MATERIAL
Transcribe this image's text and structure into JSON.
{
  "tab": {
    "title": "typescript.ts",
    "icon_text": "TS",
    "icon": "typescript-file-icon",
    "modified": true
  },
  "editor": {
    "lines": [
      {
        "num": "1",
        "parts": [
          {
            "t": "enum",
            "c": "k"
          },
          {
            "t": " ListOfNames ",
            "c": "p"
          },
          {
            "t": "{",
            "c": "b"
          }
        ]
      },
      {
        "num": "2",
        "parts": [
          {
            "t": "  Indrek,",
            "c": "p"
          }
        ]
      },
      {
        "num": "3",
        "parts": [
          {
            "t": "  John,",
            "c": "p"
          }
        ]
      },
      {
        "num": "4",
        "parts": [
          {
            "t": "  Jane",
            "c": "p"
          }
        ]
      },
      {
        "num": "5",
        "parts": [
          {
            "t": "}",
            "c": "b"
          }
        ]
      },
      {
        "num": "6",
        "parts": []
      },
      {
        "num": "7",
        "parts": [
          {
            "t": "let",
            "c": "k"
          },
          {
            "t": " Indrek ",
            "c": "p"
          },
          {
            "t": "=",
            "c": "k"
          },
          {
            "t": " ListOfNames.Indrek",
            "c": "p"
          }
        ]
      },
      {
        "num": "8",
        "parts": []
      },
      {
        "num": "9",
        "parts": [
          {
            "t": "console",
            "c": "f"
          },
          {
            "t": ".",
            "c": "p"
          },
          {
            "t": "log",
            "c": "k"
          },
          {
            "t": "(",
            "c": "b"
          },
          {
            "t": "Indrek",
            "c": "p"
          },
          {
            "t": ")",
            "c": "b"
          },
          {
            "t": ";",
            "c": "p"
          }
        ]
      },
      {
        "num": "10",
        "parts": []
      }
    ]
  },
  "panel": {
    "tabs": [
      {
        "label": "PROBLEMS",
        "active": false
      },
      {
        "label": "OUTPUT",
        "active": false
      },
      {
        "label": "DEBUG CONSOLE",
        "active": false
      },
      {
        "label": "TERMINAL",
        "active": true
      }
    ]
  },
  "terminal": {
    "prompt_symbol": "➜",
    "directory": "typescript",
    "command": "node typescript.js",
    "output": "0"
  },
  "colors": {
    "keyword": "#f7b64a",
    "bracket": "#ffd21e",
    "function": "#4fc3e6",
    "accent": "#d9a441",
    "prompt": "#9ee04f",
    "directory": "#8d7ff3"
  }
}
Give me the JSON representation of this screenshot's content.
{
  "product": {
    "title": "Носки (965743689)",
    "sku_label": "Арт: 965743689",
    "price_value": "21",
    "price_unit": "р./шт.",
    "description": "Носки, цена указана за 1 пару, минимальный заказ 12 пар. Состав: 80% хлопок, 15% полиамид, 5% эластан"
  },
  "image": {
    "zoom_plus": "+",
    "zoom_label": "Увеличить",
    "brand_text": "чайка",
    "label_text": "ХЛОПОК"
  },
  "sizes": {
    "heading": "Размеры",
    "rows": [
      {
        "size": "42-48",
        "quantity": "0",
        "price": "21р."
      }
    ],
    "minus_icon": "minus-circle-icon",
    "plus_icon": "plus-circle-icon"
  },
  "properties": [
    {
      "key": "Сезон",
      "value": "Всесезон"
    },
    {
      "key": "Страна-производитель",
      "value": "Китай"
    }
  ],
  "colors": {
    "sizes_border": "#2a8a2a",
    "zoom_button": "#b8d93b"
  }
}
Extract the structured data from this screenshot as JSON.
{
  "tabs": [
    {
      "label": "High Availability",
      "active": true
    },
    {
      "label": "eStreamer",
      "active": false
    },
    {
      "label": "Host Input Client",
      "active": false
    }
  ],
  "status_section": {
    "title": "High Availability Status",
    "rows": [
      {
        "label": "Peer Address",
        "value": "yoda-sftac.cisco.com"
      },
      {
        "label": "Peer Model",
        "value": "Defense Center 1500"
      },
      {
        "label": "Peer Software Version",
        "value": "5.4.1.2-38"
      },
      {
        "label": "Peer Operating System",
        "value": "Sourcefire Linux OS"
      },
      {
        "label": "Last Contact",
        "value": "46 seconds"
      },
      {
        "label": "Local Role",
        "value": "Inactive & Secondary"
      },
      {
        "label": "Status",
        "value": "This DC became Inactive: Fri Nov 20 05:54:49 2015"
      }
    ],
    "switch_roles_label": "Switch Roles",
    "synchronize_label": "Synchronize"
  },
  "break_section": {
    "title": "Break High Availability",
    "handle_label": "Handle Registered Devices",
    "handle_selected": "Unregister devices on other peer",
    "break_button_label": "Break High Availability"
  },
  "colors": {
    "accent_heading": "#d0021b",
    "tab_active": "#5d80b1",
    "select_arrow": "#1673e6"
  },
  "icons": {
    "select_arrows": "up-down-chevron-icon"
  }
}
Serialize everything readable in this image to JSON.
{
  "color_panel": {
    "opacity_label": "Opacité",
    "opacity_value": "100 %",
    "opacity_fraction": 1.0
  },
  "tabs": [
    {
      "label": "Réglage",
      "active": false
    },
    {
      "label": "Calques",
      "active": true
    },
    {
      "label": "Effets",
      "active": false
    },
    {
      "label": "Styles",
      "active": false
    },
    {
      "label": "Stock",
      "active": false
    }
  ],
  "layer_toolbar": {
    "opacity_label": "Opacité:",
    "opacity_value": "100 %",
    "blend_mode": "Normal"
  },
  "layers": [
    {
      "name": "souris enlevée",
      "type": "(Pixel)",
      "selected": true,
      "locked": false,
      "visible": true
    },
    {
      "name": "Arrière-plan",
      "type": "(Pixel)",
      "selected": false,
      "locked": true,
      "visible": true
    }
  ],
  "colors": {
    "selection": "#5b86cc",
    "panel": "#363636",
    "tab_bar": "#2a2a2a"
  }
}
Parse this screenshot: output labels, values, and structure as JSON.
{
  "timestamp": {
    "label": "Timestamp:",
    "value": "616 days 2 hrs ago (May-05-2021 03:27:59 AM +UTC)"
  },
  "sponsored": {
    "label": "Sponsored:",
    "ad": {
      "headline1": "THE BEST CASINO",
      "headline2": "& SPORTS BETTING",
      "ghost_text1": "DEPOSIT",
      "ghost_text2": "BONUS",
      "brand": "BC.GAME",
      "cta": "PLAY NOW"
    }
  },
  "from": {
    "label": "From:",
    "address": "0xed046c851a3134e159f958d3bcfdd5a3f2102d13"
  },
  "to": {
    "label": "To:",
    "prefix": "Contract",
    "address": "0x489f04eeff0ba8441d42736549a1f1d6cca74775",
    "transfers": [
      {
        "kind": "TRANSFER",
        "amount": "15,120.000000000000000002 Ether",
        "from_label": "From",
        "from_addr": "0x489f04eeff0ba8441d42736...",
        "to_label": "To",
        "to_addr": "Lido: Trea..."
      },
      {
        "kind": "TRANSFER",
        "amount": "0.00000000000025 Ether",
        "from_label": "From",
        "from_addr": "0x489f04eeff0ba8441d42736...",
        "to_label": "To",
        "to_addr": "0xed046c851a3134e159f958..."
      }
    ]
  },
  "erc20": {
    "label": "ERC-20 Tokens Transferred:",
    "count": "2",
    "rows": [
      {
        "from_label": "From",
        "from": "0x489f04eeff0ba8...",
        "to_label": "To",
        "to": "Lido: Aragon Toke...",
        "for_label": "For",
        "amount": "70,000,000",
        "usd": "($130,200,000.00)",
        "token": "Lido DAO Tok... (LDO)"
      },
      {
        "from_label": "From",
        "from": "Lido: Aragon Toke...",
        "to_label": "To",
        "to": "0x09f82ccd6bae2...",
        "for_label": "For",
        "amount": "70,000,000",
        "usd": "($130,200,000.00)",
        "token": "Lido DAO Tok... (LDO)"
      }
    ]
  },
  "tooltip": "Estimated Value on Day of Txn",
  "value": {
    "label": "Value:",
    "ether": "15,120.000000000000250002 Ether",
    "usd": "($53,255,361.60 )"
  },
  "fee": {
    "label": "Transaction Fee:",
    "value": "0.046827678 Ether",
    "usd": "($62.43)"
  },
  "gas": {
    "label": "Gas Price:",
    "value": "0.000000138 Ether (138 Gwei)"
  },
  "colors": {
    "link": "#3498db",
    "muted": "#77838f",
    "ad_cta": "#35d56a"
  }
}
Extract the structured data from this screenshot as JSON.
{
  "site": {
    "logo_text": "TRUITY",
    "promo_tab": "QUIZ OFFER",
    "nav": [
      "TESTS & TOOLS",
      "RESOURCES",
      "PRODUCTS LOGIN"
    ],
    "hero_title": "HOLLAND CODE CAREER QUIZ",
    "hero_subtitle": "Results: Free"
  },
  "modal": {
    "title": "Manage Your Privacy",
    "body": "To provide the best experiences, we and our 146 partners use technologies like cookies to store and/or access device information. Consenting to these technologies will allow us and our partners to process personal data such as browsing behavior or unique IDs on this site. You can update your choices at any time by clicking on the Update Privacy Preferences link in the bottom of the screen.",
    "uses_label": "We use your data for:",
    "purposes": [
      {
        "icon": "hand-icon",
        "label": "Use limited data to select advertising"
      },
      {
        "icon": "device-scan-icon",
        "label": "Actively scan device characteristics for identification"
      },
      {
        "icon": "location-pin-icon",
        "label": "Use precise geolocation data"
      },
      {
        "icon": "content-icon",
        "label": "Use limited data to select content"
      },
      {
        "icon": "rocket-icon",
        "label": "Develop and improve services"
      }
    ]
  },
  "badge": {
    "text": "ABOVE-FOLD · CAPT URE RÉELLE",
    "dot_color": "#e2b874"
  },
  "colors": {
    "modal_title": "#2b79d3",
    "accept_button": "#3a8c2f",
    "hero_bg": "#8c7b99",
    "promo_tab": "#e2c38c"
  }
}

WHAT THIS TASK INVOLVES
Go over the entries above and say how many lines hold the string "Lido", with no other text.

COMPLETE RESPONSE
5